● Exercise
Filter the data below for the string "Total" and copy each matching line.

(Figure collection entries)
+++++

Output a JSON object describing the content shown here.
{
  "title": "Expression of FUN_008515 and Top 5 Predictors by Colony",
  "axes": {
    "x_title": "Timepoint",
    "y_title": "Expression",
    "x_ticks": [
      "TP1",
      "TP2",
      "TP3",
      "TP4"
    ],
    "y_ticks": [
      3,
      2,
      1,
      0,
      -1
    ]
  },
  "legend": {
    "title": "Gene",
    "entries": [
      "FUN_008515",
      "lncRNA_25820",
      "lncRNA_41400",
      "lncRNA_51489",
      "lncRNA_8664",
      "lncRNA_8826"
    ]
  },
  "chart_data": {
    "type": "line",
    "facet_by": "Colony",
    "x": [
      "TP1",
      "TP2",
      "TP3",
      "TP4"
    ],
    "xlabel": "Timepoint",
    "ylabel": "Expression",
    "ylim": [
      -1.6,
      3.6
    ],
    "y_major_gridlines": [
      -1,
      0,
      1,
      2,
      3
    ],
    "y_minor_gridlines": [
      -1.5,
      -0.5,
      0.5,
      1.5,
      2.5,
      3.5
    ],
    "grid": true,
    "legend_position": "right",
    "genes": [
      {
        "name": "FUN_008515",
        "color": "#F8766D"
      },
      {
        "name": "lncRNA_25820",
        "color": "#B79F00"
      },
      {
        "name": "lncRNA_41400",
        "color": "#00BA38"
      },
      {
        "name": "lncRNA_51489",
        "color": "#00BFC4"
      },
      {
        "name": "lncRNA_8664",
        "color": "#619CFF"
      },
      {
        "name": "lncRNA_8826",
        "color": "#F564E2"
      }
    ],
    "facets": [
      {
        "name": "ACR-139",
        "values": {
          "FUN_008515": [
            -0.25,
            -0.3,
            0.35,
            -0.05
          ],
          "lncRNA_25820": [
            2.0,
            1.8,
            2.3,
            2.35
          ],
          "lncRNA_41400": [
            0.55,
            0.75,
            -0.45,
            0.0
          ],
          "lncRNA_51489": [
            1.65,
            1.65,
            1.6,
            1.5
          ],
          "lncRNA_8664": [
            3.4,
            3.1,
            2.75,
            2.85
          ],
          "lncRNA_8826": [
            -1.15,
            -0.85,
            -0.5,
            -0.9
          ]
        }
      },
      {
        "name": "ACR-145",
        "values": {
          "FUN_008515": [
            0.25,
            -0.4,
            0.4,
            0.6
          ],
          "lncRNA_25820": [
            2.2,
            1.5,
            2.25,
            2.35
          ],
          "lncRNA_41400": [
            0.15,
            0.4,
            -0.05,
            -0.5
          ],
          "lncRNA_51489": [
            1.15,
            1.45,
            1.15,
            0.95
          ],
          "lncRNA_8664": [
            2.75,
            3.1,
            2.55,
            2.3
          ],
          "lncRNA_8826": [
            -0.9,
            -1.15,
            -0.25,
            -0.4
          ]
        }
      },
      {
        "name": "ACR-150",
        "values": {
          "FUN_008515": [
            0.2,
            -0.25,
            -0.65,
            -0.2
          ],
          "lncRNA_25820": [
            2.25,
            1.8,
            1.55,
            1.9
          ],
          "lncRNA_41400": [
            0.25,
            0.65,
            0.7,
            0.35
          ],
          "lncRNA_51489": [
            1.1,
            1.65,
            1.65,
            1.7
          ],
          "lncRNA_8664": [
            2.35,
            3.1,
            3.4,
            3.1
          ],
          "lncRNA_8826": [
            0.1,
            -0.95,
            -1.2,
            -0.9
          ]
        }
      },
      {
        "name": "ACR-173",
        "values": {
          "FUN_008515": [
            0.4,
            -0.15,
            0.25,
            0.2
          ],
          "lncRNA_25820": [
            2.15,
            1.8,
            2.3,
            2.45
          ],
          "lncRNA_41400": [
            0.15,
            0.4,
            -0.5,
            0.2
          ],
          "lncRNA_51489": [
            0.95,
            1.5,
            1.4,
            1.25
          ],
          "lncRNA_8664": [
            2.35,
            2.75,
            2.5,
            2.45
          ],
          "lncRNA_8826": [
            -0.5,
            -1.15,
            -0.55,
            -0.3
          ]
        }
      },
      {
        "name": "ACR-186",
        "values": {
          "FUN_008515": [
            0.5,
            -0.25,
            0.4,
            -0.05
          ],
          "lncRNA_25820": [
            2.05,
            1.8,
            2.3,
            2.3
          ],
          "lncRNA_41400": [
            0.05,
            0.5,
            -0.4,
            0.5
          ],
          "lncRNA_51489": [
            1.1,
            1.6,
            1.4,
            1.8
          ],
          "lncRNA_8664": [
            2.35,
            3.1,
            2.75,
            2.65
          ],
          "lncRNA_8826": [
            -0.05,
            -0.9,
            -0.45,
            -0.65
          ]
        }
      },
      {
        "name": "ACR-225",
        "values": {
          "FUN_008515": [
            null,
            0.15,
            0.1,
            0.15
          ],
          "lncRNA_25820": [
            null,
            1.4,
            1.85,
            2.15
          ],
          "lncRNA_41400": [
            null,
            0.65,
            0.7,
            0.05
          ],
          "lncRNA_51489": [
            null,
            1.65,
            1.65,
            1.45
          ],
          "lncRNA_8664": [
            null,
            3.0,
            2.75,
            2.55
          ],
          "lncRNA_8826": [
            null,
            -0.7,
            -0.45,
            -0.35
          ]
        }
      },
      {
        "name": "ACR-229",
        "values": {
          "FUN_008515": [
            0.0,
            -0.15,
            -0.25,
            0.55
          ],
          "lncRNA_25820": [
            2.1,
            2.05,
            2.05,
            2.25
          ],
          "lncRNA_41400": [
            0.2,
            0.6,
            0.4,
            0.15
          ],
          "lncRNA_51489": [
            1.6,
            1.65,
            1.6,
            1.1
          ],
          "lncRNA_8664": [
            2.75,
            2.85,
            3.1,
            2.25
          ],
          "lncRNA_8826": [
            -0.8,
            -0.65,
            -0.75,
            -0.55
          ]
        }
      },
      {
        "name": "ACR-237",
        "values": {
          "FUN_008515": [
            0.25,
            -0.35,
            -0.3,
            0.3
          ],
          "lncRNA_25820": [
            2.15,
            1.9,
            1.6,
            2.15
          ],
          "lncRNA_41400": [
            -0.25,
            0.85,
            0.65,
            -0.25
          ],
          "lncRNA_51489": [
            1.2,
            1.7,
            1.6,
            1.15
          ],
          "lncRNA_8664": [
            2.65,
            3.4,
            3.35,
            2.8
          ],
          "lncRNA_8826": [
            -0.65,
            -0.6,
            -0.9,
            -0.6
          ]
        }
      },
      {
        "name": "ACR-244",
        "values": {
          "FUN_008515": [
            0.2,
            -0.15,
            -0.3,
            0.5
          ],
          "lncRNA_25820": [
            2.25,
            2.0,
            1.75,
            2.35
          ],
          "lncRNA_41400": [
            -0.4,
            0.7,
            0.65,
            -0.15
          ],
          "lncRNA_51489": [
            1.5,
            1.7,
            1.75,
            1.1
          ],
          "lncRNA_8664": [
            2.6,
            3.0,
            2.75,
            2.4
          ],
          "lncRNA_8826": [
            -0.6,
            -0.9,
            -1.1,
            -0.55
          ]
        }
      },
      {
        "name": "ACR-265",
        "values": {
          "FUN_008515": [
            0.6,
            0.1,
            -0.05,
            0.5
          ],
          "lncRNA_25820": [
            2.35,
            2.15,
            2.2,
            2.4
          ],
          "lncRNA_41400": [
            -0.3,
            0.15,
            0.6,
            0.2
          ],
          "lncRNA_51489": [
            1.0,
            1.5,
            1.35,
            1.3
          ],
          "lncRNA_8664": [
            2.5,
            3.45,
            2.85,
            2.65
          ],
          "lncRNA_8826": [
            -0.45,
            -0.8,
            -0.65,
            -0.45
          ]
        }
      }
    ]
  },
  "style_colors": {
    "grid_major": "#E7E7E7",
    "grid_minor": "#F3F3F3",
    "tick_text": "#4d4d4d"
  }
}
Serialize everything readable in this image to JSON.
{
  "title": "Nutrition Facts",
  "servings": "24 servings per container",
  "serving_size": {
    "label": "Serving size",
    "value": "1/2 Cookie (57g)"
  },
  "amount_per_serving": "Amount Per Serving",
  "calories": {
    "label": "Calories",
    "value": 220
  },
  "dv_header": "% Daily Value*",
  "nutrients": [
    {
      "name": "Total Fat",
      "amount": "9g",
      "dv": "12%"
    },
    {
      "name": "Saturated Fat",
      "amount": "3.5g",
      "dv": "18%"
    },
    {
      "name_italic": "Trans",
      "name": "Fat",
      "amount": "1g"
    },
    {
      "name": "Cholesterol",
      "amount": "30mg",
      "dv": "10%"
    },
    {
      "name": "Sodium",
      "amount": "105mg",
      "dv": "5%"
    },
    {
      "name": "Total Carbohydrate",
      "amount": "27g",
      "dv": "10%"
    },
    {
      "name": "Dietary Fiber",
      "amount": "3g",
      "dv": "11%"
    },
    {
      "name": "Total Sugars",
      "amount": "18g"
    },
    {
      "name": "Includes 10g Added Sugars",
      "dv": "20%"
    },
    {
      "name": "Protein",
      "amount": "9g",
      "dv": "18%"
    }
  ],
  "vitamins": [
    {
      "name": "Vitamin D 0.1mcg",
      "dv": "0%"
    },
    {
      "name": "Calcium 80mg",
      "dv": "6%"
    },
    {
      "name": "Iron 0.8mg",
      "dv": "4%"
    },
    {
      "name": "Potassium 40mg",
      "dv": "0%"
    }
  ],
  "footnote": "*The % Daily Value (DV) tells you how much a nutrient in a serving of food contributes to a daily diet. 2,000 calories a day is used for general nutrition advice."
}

+++++

● Solution to the problem
      "name": "Total Fat",
      "name": "Total Carbohydrate",
      "name": "Total Sugars",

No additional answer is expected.